> _Records for this exercise_:
################

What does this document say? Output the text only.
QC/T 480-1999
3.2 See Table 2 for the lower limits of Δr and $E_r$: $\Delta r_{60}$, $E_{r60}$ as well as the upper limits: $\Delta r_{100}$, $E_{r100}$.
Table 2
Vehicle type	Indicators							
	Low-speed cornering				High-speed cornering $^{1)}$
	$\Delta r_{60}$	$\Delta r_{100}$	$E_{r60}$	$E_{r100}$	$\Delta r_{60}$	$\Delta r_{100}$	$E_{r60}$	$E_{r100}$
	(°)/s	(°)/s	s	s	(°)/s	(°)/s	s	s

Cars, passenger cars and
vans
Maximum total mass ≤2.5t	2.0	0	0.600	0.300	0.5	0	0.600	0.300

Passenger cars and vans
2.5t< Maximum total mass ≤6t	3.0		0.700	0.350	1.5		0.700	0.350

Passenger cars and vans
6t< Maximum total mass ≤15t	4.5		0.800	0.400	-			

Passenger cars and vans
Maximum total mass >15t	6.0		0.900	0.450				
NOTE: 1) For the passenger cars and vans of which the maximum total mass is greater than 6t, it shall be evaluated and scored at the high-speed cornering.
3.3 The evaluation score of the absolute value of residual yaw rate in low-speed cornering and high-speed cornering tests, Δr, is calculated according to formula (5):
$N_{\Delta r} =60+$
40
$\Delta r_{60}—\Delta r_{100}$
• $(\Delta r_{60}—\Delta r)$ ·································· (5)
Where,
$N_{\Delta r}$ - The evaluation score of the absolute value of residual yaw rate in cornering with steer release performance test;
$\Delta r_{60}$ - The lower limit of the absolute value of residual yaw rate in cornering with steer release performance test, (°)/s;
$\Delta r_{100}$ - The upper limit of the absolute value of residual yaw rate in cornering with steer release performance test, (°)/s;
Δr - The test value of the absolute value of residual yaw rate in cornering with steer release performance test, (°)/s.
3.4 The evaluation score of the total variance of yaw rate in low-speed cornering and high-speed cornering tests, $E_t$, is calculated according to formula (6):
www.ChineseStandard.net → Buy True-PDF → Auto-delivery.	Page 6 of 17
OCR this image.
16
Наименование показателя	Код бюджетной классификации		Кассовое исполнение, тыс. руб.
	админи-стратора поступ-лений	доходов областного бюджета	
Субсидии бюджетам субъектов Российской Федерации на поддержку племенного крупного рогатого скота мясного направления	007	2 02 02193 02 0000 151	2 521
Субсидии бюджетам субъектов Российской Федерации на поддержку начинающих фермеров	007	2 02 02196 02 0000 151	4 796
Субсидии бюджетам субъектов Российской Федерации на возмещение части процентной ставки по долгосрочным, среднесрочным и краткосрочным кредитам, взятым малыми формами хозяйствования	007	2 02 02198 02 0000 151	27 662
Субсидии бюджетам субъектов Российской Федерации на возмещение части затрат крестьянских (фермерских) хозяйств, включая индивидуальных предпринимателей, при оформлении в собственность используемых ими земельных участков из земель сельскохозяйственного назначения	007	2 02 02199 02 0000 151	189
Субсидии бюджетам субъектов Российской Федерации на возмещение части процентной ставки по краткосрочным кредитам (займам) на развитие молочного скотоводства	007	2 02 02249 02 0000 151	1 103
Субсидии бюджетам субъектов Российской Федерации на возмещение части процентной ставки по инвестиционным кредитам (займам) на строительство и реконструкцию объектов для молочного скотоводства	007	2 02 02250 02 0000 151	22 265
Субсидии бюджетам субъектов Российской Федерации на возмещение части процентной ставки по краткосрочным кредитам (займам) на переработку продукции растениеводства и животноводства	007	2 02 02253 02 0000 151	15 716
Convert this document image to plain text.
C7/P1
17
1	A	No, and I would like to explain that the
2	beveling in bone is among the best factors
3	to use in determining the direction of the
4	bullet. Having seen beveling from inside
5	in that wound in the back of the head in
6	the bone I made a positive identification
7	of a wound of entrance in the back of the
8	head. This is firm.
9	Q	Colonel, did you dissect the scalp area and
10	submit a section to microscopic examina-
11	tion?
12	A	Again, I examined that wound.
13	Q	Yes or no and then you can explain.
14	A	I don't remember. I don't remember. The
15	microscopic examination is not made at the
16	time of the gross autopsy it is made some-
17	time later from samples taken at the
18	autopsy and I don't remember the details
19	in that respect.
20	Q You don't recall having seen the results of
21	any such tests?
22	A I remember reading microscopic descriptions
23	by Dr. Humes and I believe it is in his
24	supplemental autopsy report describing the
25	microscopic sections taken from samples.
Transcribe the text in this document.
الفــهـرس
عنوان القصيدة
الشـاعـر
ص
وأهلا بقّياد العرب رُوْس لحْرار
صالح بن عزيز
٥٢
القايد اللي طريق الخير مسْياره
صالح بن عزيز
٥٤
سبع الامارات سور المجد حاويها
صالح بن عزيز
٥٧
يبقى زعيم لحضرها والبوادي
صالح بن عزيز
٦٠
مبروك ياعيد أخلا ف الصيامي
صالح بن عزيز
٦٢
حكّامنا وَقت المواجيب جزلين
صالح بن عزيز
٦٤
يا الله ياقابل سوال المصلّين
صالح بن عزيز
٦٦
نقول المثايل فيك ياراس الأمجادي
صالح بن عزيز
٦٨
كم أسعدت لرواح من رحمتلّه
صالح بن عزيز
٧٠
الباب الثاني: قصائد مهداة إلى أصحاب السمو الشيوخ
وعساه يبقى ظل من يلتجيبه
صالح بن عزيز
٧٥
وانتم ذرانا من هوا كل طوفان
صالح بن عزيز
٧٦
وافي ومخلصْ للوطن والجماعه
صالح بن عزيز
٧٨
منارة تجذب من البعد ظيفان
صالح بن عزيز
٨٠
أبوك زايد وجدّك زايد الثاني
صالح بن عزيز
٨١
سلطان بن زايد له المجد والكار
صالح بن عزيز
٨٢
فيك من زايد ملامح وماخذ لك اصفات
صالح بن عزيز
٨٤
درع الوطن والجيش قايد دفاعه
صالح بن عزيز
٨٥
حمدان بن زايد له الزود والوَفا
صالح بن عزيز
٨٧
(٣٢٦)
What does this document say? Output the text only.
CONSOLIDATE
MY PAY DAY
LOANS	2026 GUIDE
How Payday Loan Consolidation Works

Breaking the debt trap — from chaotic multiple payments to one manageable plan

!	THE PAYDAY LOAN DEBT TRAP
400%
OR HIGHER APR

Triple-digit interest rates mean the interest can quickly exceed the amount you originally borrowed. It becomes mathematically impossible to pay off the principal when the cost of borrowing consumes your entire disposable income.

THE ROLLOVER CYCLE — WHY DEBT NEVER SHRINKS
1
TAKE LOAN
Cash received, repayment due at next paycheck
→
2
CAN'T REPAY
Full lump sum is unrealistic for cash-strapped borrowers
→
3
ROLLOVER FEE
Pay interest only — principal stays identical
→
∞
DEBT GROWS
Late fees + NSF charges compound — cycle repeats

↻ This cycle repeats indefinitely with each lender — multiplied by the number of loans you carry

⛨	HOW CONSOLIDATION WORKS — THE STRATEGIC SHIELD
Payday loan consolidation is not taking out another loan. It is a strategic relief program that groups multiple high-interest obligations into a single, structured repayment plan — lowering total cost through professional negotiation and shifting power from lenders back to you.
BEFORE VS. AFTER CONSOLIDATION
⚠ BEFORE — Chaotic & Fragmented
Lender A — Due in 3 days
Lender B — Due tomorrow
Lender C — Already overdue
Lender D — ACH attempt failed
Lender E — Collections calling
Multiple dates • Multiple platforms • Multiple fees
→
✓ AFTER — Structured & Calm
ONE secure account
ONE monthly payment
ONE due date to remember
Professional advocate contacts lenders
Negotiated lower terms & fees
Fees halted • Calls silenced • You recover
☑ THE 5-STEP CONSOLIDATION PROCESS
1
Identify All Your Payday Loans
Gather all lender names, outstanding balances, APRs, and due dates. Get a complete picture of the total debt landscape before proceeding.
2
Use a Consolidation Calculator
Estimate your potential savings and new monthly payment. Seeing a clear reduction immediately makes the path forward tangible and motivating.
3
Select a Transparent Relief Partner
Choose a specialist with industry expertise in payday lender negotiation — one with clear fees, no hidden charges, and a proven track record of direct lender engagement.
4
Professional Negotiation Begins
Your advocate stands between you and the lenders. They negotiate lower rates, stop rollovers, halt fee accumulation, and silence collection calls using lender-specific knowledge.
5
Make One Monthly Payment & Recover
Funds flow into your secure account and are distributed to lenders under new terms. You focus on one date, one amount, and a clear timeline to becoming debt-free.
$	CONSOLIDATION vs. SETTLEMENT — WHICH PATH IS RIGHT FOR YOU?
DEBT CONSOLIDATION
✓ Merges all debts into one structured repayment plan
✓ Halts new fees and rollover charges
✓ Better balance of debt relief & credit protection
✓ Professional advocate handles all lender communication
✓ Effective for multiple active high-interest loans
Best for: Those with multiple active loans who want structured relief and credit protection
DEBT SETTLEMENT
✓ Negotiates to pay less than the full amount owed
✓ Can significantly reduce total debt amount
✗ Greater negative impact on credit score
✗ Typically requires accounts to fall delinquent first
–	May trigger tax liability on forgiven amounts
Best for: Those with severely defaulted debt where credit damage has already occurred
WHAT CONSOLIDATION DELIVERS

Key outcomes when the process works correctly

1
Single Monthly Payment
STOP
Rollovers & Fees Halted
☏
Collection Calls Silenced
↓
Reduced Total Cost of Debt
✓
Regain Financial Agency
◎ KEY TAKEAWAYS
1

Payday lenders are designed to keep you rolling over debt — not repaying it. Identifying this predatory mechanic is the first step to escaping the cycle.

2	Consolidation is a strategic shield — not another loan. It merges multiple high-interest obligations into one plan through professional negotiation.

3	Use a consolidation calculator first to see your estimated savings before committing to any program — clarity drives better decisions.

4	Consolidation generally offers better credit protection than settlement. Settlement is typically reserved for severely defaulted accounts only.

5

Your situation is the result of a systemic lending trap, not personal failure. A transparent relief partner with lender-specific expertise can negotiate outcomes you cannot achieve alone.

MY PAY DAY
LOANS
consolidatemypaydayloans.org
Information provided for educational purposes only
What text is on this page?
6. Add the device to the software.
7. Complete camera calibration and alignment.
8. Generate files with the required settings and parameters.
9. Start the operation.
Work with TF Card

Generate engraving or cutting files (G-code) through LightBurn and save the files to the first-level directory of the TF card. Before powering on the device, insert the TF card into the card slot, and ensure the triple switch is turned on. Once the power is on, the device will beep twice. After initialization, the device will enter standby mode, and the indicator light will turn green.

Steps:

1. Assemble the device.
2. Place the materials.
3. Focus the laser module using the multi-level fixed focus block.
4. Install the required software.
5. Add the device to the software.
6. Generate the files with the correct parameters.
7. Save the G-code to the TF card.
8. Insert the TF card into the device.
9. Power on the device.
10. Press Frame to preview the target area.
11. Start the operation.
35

################

> _Exercise instructions_: Copy the lines from the entries above in which the word "using" appears.

> _Exercise answer_:
Your advocate stands between you and the lenders. They negotiate lower rates, stop rollovers, halt fee accumulation, and silence collection calls using lender-specific knowledge.
3. Focus the laser module using the multi-level fixed focus block.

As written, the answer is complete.